What is needed :: Go through the data below and gather each line containing "image".

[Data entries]
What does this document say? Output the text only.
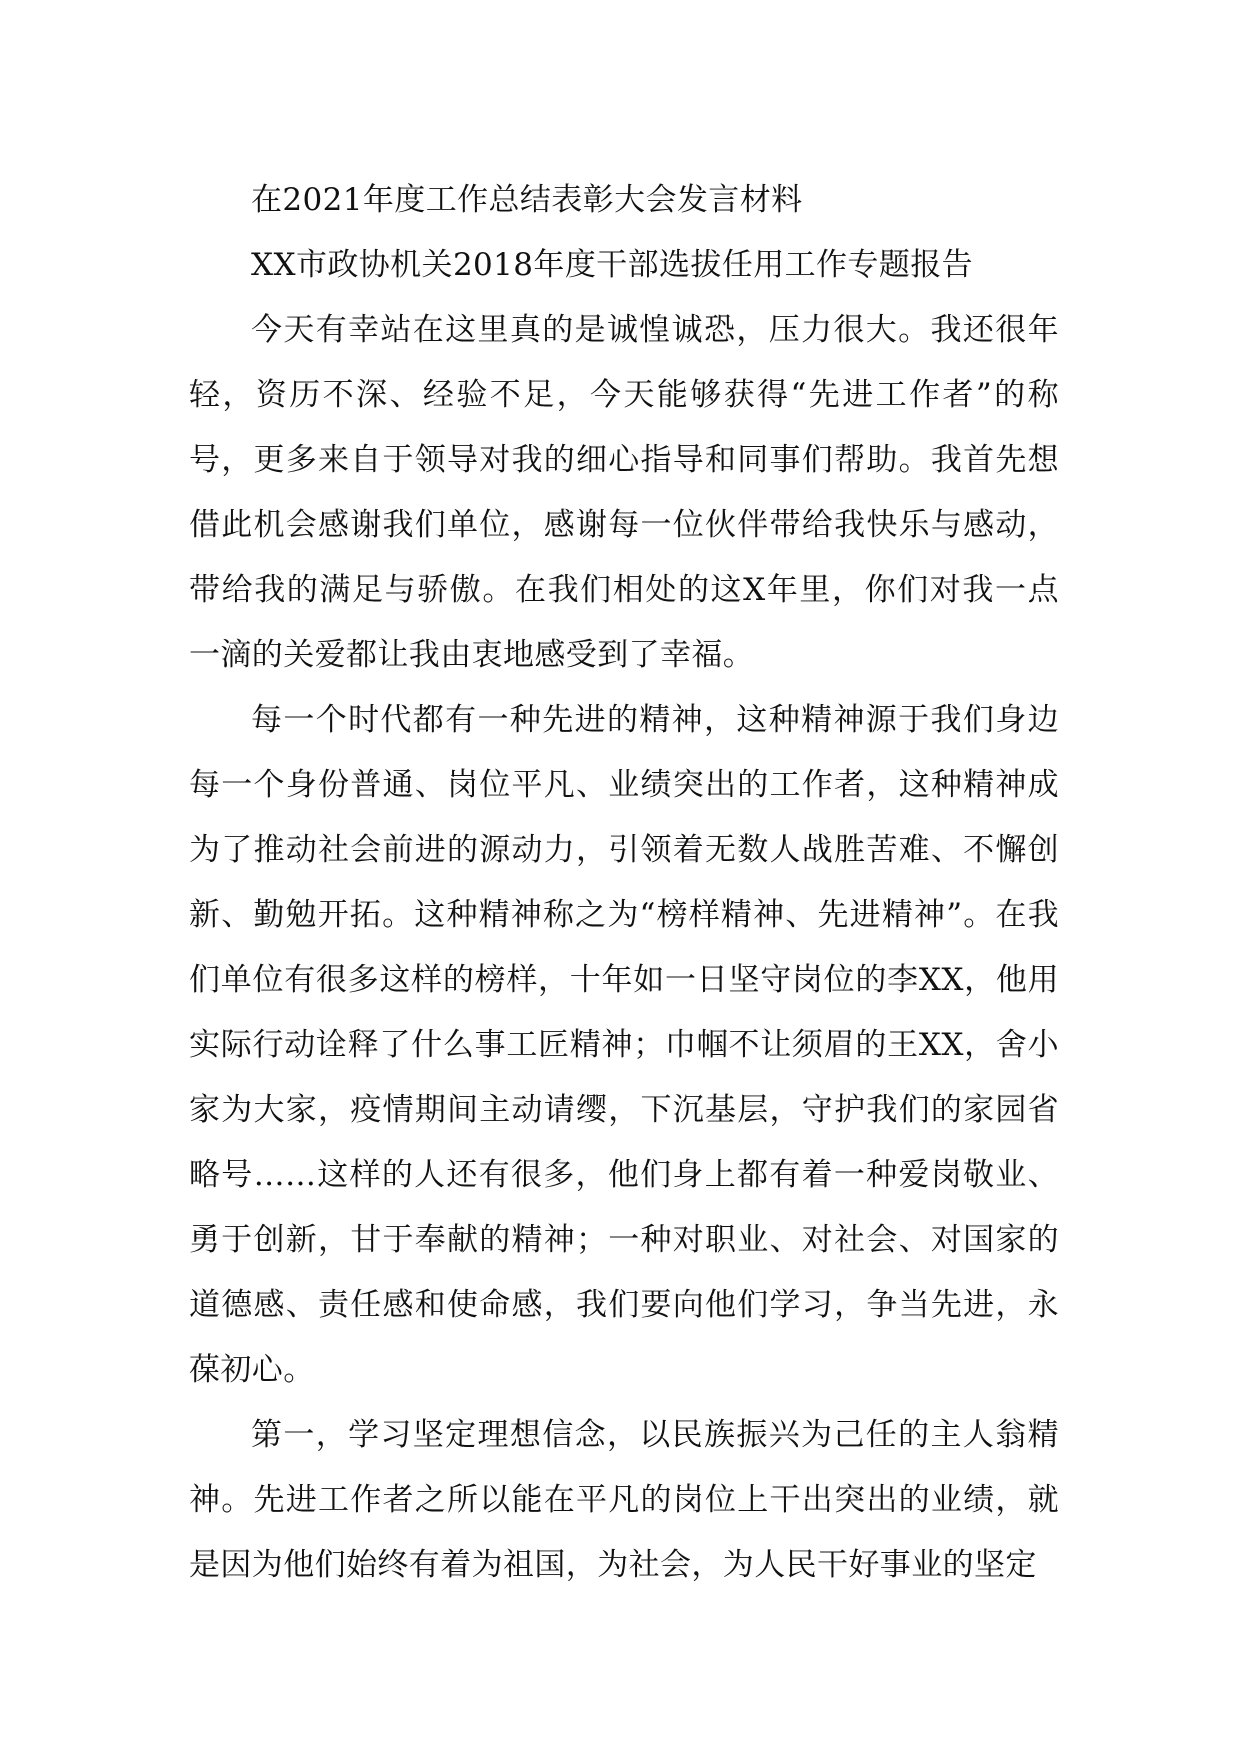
在2021年度工作总结表彰大会发言材料

XX市政协机关2018年度干部选拔任用工作专题报告

今天有幸站在这里真的是诚惶诚恐，压力很大。我还很年轻，资历不深、经验不足，今天能够获得“先进工作者”的称号，更多来自于领导对我的细心指导和同事们帮助。我首先想借此机会感谢我们单位，感谢每一位伙伴带给我快乐与感动，带给我的满足与骄傲。在我们相处的这X年里，你们对我一点一滴的关爱都让我由衷地感受到了幸福。

每一个时代都有一种先进的精神，这种精神源于我们身边每一个身份普通、岗位平凡、业绩突出的工作者，这种精神成为了推动社会前进的源动力，引领着无数人战胜苦难、不懈创新、勤勉开拓。这种精神称之为“榜样精神、先进精神”。在我们单位有很多这样的榜样，十年如一日坚守岗位的李XX，他用实际行动诠释了什么事工匠精神；巾帼不让须眉的王XX，舍小家为大家，疫情期间主动请缨，下沉基层，守护我们的家园省略号……这样的人还有很多，他们身上都有着一种爱岗敬业、勇于创新，甘于奉献的精神；一种对职业、对社会、对国家的道德感、责任感和使命感，我们要向他们学习，争当先进，永葆初心。

第一，学习坚定理想信念，以民族振兴为己任的主人翁精神。先进工作者之所以能在平凡的岗位上干出突出的业绩，就是因为他们始终有着为祖国，为社会，为人民干好事业的坚定
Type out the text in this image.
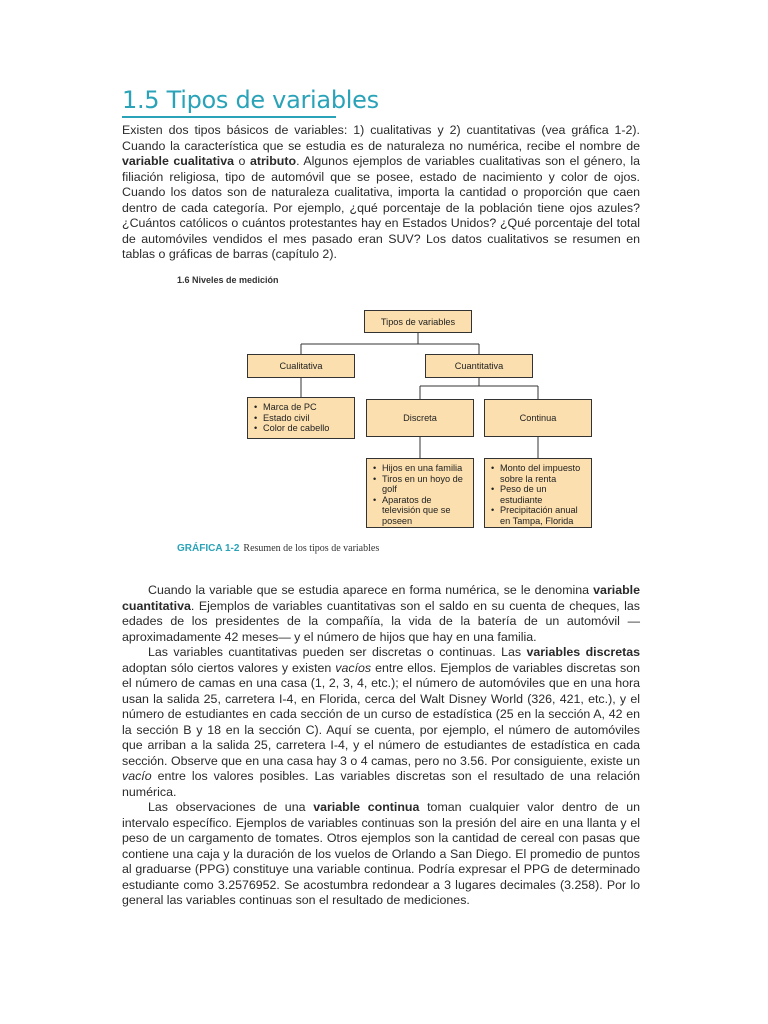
1.5 Tipos de variables

Existen dos tipos básicos de variables: 1) cualitativas y 2) cuantitativas (vea gráfica 1-2). Cuando la característica que se estudia es de naturaleza no numérica, recibe el nombre de variable cualitativa o atributo. Algunos ejemplos de variables cualitativas son el género, la filiación religiosa, tipo de automóvil que se posee, estado de nacimiento y color de ojos. Cuando los datos son de naturaleza cualitativa, importa la cantidad o proporción que caen dentro de cada categoría. Por ejemplo, ¿qué porcentaje de la población tiene ojos azules? ¿Cuántos católicos o cuántos protestantes hay en Estados Unidos? ¿Qué porcentaje del total de automóviles vendidos el mes pasado eran SUV? Los datos cualitativos se resumen en tablas o gráficas de barras (capítulo 2).

1.6 Niveles de medición
Tipos de variables
Cualitativa	Cuantitativa
Discreta	Continua
• Marca de PC
• Estado civil
• Color de cabello
• Hijos en una familia
• Tiros en un hoyo de golf
• Aparatos de televisión que se poseen
• Monto del impuesto sobre la renta
• Peso de un estudiante
• Precipitación anual en Tampa, Florida
GRÁFICA 1-2 Resumen de los tipos de variables

Cuando la variable que se estudia aparece en forma numérica, se le denomina variable cuantitativa. Ejemplos de variables cuantitativas son el saldo en su cuenta de cheques, las edades de los presidentes de la compañía, la vida de la batería de un automóvil —aproximadamente 42 meses— y el número de hijos que hay en una familia.

Las variables cuantitativas pueden ser discretas o continuas. Las variables discretas adoptan sólo ciertos valores y existen vacíos entre ellos. Ejemplos de variables discretas son el número de camas en una casa (1, 2, 3, 4, etc.); el número de automóviles que en una hora usan la salida 25, carretera I-4, en Florida, cerca del Walt Disney World (326, 421, etc.), y el número de estudiantes en cada sección de un curso de estadística (25 en la sección A, 42 en la sección B y 18 en la sección C). Aquí se cuenta, por ejemplo, el número de automóviles que arriban a la salida 25, carretera I-4, y el número de estudiantes de estadística en cada sección. Observe que en una casa hay 3 o 4 camas, pero no 3.56. Por consiguiente, existe un vacío entre los valores posibles. Las variables discretas son el resultado de una relación numérica.

Las observaciones de una variable continua toman cualquier valor dentro de un intervalo específico. Ejemplos de variables continuas son la presión del aire en una llanta y el peso de un cargamento de tomates. Otros ejemplos son la cantidad de cereal con pasas que contiene una caja y la duración de los vuelos de Orlando a San Diego. El promedio de puntos al graduarse (PPG) constituye una variable continua. Podría expresar el PPG de determinado estudiante como 3.2576952. Se acostumbra redondear a 3 lugares decimales (3.258). Por lo general las variables continuas son el resultado de mediciones.
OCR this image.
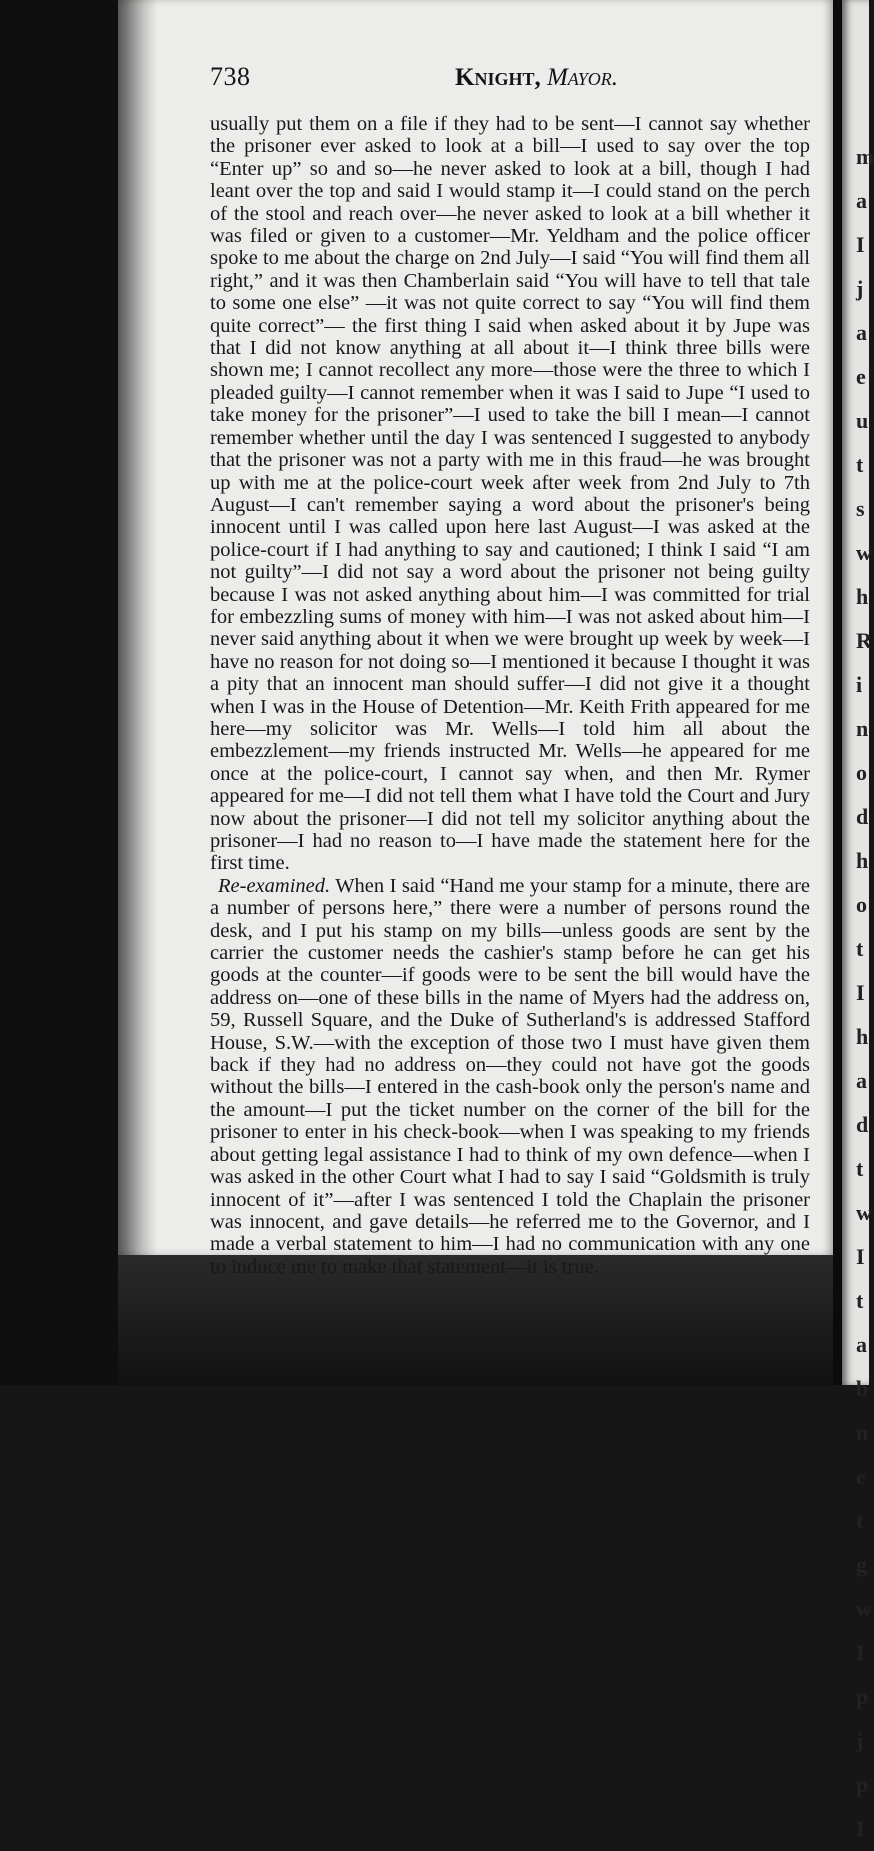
m
a
I
j
a
e
u
t
s
w
h
R
i
n
o
d
h
o
t
I
h
a
d
t
w
I
t
a
b
n
e
t
g
w
I
p
j
p
I
738	Knight, Mayor.

usually put them on a file if they had to be sent—I cannot say whether the prisoner ever asked to look at a bill—I used to say over the top “Enter up” so and so—he never asked to look at a bill, though I had leant over the top and said I would stamp it—I could stand on the perch of the stool and reach over—he never asked to look at a bill whether it was filed or given to a customer—Mr. Yeldham and the police officer spoke to me about the charge on 2nd July—I said “You will find them all right,” and it was then Chamberlain said “You will have to tell that tale to some one else” —it was not quite correct to say “You will find them quite correct”— the first thing I said when asked about it by Jupe was that I did not know anything at all about it—I think three bills were shown me; I cannot recollect any more—those were the three to which I pleaded guilty—I cannot remember when it was I said to Jupe “I used to take money for the prisoner”—I used to take the bill I mean—I cannot remember whether until the day I was sentenced I suggested to anybody that the prisoner was not a party with me in this fraud—he was brought up with me at the police-court week after week from 2nd July to 7th August—I can't remember saying a word about the prisoner's being innocent until I was called upon here last August—I was asked at the police-court if I had anything to say and cautioned; I think I said “I am not guilty”—I did not say a word about the prisoner not being guilty because I was not asked anything about him—I was committed for trial for embezzling sums of money with him—I was not asked about him—I never said anything about it when we were brought up week by week—I have no reason for not doing so—I mentioned it because I thought it was a pity that an innocent man should suffer—I did not give it a thought when I was in the House of Detention—Mr. Keith Frith appeared for me here—my solicitor was Mr. Wells—I told him all about the embezzlement—my friends instructed Mr. Wells—he appeared for me once at the police-court, I cannot say when, and then Mr. Rymer appeared for me—I did not tell them what I have told the Court and Jury now about the prisoner—I did not tell my solicitor anything about the prisoner—I had no reason to—I have made the statement here for the first time.

Re-examined. When I said “Hand me your stamp for a minute, there are a number of persons here,” there were a number of persons round the desk, and I put his stamp on my bills—unless goods are sent by the carrier the customer needs the cashier's stamp before he can get his goods at the counter—if goods were to be sent the bill would have the address on—one of these bills in the name of Myers had the address on, 59, Russell Square, and the Duke of Sutherland's is addressed Stafford House, S.W.—with the exception of those two I must have given them back if they had no address on—they could not have got the goods without the bills—I entered in the cash-book only the person's name and the amount—I put the ticket number on the corner of the bill for the prisoner to enter in his check-book—when I was speaking to my friends about getting legal assistance I had to think of my own defence—when I was asked in the other Court what I had to say I said “Goldsmith is truly innocent of it”—after I was sentenced I told the Chaplain the prisoner was innocent, and gave details—he referred me to the Governor, and I made a verbal statement to him—I had no communication with any one to induce me to make that statement—it is true.
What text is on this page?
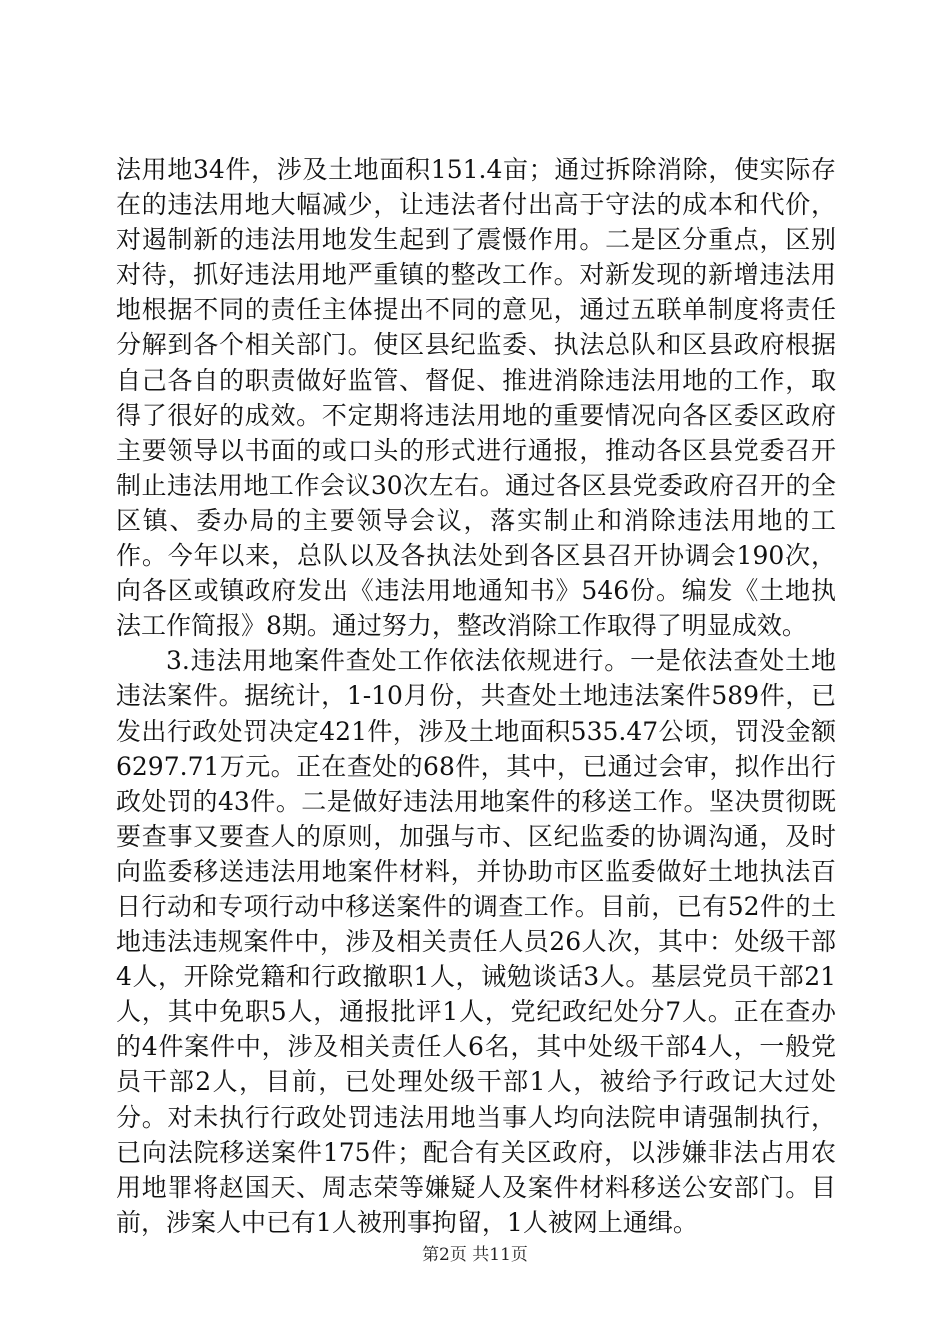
法用地34件，涉及土地面积151.4亩；通过拆除消除，使实际存在的违法用地大幅减少，让违法者付出高于守法的成本和代价，对遏制新的违法用地发生起到了震慑作用。二是区分重点，区别对待，抓好违法用地严重镇的整改工作。对新发现的新增违法用地根据不同的责任主体提出不同的意见，通过五联单制度将责任分解到各个相关部门。使区县纪监委、执法总队和区县政府根据自己各自的职责做好监管、督促、推进消除违法用地的工作，取得了很好的成效。不定期将违法用地的重要情况向各区委区政府主要领导以书面的或口头的形式进行通报，推动各区县党委召开制止违法用地工作会议30次左右。通过各区县党委政府召开的全区镇、委办局的主要领导会议，落实制止和消除违法用地的工作。今年以来，总队以及各执法处到各区县召开协调会190次，向各区或镇政府发出《违法用地通知书》546份。编发《土地执法工作简报》8期。通过努力，整改消除工作取得了明显成效。

3.违法用地案件查处工作依法依规进行。一是依法查处土地违法案件。据统计，1-10月份，共查处土地违法案件589件，已发出行政处罚决定421件，涉及土地面积535.47公顷，罚没金额6297.71万元。正在查处的68件，其中，已通过会审，拟作出行政处罚的43件。二是做好违法用地案件的移送工作。坚决贯彻既要查事又要查人的原则，加强与市、区纪监委的协调沟通，及时向监委移送违法用地案件材料，并协助市区监委做好土地执法百日行动和专项行动中移送案件的调查工作。目前，已有52件的土地违法违规案件中，涉及相关责任人员26人次，其中：处级干部4人，开除党籍和行政撤职1人，诫勉谈话3人。基层党员干部21人，其中免职5人，通报批评1人，党纪政纪处分7人。正在查办的4件案件中，涉及相关责任人6名，其中处级干部4人，一般党员干部2人，目前，已处理处级干部1人，被给予行政记大过处分。对未执行行政处罚违法用地当事人均向法院申请强制执行，已向法院移送案件175件；配合有关区政府，以涉嫌非法占用农用地罪将赵国天、周志荣等嫌疑人及案件材料移送公安部门。目前，涉案人中已有1人被刑事拘留，1人被网上通缉。

第2页 共11页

The output ::
Type out the text in this image.
OCR this image.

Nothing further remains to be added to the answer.